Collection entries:
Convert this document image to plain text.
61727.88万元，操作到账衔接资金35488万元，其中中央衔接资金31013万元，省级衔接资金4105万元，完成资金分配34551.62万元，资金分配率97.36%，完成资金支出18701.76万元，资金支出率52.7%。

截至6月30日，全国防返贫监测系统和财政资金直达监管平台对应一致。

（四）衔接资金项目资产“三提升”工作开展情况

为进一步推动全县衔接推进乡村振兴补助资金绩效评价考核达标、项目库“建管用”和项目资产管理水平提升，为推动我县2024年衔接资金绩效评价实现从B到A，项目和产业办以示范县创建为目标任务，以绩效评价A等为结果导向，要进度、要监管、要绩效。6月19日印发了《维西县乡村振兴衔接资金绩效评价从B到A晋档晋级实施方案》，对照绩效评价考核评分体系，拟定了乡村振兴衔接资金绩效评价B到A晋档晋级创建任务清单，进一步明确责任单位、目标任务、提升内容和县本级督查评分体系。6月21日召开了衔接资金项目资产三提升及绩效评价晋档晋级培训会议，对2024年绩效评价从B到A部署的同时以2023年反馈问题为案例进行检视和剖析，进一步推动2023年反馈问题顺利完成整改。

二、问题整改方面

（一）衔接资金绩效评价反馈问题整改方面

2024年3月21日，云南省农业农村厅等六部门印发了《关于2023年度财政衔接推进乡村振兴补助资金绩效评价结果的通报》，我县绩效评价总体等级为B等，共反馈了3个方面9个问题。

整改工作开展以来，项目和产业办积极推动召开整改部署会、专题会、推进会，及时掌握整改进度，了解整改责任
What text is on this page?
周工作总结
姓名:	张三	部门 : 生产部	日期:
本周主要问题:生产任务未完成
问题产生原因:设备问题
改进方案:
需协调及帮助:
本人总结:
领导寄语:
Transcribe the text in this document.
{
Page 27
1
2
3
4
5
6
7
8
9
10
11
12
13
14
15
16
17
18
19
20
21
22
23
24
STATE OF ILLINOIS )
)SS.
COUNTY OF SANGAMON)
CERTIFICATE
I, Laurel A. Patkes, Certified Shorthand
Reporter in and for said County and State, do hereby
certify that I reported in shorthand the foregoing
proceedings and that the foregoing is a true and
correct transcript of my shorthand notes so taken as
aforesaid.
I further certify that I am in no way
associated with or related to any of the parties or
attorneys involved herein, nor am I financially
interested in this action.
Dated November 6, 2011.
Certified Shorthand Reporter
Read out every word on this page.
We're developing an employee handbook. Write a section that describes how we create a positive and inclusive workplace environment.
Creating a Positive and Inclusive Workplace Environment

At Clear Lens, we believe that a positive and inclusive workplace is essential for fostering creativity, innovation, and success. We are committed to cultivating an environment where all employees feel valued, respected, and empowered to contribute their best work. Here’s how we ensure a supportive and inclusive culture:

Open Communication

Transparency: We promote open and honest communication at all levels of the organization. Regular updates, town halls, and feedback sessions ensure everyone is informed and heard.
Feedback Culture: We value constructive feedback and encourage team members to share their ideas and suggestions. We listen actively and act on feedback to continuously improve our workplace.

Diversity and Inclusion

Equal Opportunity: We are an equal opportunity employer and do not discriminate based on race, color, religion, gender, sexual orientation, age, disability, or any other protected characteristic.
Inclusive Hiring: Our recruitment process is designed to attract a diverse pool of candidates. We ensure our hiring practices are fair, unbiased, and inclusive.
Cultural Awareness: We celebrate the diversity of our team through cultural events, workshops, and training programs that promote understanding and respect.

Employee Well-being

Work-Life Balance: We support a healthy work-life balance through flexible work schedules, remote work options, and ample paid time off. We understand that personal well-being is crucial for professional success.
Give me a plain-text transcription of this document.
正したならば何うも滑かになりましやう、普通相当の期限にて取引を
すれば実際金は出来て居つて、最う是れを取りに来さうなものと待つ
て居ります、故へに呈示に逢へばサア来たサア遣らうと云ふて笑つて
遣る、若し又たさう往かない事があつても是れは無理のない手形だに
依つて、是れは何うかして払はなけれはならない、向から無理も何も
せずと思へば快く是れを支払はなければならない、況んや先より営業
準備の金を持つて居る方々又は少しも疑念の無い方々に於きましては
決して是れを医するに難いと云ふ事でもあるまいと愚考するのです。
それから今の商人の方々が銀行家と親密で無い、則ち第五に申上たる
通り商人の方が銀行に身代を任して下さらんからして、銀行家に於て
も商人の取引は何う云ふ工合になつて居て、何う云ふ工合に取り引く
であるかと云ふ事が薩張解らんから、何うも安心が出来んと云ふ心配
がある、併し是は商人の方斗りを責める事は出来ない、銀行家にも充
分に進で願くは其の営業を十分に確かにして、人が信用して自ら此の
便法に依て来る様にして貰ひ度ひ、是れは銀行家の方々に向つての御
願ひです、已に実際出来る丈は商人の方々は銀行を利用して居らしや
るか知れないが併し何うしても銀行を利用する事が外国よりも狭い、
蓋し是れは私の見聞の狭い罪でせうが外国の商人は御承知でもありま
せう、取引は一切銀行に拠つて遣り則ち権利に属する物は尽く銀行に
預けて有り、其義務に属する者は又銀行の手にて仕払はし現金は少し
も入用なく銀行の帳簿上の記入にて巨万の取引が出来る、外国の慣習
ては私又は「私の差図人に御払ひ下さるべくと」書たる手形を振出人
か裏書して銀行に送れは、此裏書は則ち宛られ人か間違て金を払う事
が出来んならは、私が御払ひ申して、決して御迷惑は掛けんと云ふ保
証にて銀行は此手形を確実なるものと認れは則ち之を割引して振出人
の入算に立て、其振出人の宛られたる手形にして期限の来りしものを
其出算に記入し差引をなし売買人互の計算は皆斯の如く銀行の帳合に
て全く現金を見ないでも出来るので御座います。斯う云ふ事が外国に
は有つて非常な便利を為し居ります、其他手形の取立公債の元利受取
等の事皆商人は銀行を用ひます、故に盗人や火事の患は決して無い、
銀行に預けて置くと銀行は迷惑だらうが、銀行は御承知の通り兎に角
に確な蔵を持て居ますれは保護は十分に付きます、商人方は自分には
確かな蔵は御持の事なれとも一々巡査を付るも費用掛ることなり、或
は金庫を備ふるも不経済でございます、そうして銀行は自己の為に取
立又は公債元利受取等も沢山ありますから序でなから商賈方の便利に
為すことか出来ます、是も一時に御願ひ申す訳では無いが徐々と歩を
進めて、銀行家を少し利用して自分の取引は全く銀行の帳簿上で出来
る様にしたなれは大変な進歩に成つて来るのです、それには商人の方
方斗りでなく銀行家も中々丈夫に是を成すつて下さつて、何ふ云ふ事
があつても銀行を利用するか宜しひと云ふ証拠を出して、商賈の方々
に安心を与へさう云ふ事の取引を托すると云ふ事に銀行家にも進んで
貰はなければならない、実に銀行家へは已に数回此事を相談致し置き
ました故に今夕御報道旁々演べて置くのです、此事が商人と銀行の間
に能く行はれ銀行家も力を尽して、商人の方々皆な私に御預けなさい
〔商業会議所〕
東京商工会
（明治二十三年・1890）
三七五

AIM:
Your task is to quote the listing above word for word.

RESULT FOR THIS EXERCISE:
Convert this document image to plain text.
61727.88万元，操作到账衔接资金35488万元，其中中央衔接资金31013万元，省级衔接资金4105万元，完成资金分配34551.62万元，资金分配率97.36%，完成资金支出18701.76万元，资金支出率52.7%。

截至6月30日，全国防返贫监测系统和财政资金直达监管平台对应一致。

（四）衔接资金项目资产“三提升”工作开展情况

为进一步推动全县衔接推进乡村振兴补助资金绩效评价考核达标、项目库“建管用”和项目资产管理水平提升，为推动我县2024年衔接资金绩效评价实现从B到A，项目和产业办以示范县创建为目标任务，以绩效评价A等为结果导向，要进度、要监管、要绩效。6月19日印发了《维西县乡村振兴衔接资金绩效评价从B到A晋档晋级实施方案》，对照绩效评价考核评分体系，拟定了乡村振兴衔接资金绩效评价B到A晋档晋级创建任务清单，进一步明确责任单位、目标任务、提升内容和县本级督查评分体系。6月21日召开了衔接资金项目资产三提升及绩效评价晋档晋级培训会议，对2024年绩效评价从B到A部署的同时以2023年反馈问题为案例进行检视和剖析，进一步推动2023年反馈问题顺利完成整改。

二、问题整改方面

（一）衔接资金绩效评价反馈问题整改方面

2024年3月21日，云南省农业农村厅等六部门印发了《关于2023年度财政衔接推进乡村振兴补助资金绩效评价结果的通报》，我县绩效评价总体等级为B等，共反馈了3个方面9个问题。

整改工作开展以来，项目和产业办积极推动召开整改部署会、专题会、推进会，及时掌握整改进度，了解整改责任
What text is on this page?
周工作总结
姓名:	张三	部门 : 生产部	日期:
本周主要问题:生产任务未完成
问题产生原因:设备问题
改进方案:
需协调及帮助:
本人总结:
领导寄语:
Transcribe the text in this document.
{
Page 27
1
2
3
4
5
6
7
8
9
10
11
12
13
14
15
16
17
18
19
20
21
22
23
24
STATE OF ILLINOIS )
)SS.
COUNTY OF SANGAMON)
CERTIFICATE
I, Laurel A. Patkes, Certified Shorthand
Reporter in and for said County and State, do hereby
certify that I reported in shorthand the foregoing
proceedings and that the foregoing is a true and
correct transcript of my shorthand notes so taken as
aforesaid.
I further certify that I am in no way
associated with or related to any of the parties or
attorneys involved herein, nor am I financially
interested in this action.
Dated November 6, 2011.
Certified Shorthand Reporter
Read out every word on this page.
We're developing an employee handbook. Write a section that describes how we create a positive and inclusive workplace environment.
Creating a Positive and Inclusive Workplace Environment

At Clear Lens, we believe that a positive and inclusive workplace is essential for fostering creativity, innovation, and success. We are committed to cultivating an environment where all employees feel valued, respected, and empowered to contribute their best work. Here’s how we ensure a supportive and inclusive culture:

Open Communication

Transparency: We promote open and honest communication at all levels of the organization. Regular updates, town halls, and feedback sessions ensure everyone is informed and heard.
Feedback Culture: We value constructive feedback and encourage team members to share their ideas and suggestions. We listen actively and act on feedback to continuously improve our workplace.

Diversity and Inclusion

Equal Opportunity: We are an equal opportunity employer and do not discriminate based on race, color, religion, gender, sexual orientation, age, disability, or any other protected characteristic.
Inclusive Hiring: Our recruitment process is designed to attract a diverse pool of candidates. We ensure our hiring practices are fair, unbiased, and inclusive.
Cultural Awareness: We celebrate the diversity of our team through cultural events, workshops, and training programs that promote understanding and respect.

Employee Well-being

Work-Life Balance: We support a healthy work-life balance through flexible work schedules, remote work options, and ample paid time off. We understand that personal well-being is crucial for professional success.
Give me a plain-text transcription of this document.
正したならば何うも滑かになりましやう、普通相当の期限にて取引を
すれば実際金は出来て居つて、最う是れを取りに来さうなものと待つ
て居ります、故へに呈示に逢へばサア来たサア遣らうと云ふて笑つて
遣る、若し又たさう往かない事があつても是れは無理のない手形だに
依つて、是れは何うかして払はなけれはならない、向から無理も何も
せずと思へば快く是れを支払はなければならない、況んや先より営業
準備の金を持つて居る方々又は少しも疑念の無い方々に於きましては
決して是れを医するに難いと云ふ事でもあるまいと愚考するのです。
それから今の商人の方々が銀行家と親密で無い、則ち第五に申上たる
通り商人の方が銀行に身代を任して下さらんからして、銀行家に於て
も商人の取引は何う云ふ工合になつて居て、何う云ふ工合に取り引く
であるかと云ふ事が薩張解らんから、何うも安心が出来んと云ふ心配
がある、併し是は商人の方斗りを責める事は出来ない、銀行家にも充
分に進で願くは其の営業を十分に確かにして、人が信用して自ら此の
便法に依て来る様にして貰ひ度ひ、是れは銀行家の方々に向つての御
願ひです、已に実際出来る丈は商人の方々は銀行を利用して居らしや
るか知れないが併し何うしても銀行を利用する事が外国よりも狭い、
蓋し是れは私の見聞の狭い罪でせうが外国の商人は御承知でもありま
せう、取引は一切銀行に拠つて遣り則ち権利に属する物は尽く銀行に
預けて有り、其義務に属する者は又銀行の手にて仕払はし現金は少し
も入用なく銀行の帳簿上の記入にて巨万の取引が出来る、外国の慣習
ては私又は「私の差図人に御払ひ下さるべくと」書たる手形を振出人
か裏書して銀行に送れは、此裏書は則ち宛られ人か間違て金を払う事
が出来んならは、私が御払ひ申して、決して御迷惑は掛けんと云ふ保
証にて銀行は此手形を確実なるものと認れは則ち之を割引して振出人
の入算に立て、其振出人の宛られたる手形にして期限の来りしものを
其出算に記入し差引をなし売買人互の計算は皆斯の如く銀行の帳合に
て全く現金を見ないでも出来るので御座います。斯う云ふ事が外国に
は有つて非常な便利を為し居ります、其他手形の取立公債の元利受取
等の事皆商人は銀行を用ひます、故に盗人や火事の患は決して無い、
銀行に預けて置くと銀行は迷惑だらうが、銀行は御承知の通り兎に角
に確な蔵を持て居ますれは保護は十分に付きます、商人方は自分には
確かな蔵は御持の事なれとも一々巡査を付るも費用掛ることなり、或
は金庫を備ふるも不経済でございます、そうして銀行は自己の為に取
立又は公債元利受取等も沢山ありますから序でなから商賈方の便利に
為すことか出来ます、是も一時に御願ひ申す訳では無いが徐々と歩を
進めて、銀行家を少し利用して自分の取引は全く銀行の帳簿上で出来
る様にしたなれは大変な進歩に成つて来るのです、それには商人の方
方斗りでなく銀行家も中々丈夫に是を成すつて下さつて、何ふ云ふ事
があつても銀行を利用するか宜しひと云ふ証拠を出して、商賈の方々
に安心を与へさう云ふ事の取引を托すると云ふ事に銀行家にも進んで
貰はなければならない、実に銀行家へは已に数回此事を相談致し置き
ました故に今夕御報道旁々演べて置くのです、此事が商人と銀行の間
に能く行はれ銀行家も力を尽して、商人の方々皆な私に御預けなさい
〔商業会議所〕
東京商工会
（明治二十三年・1890）
三七五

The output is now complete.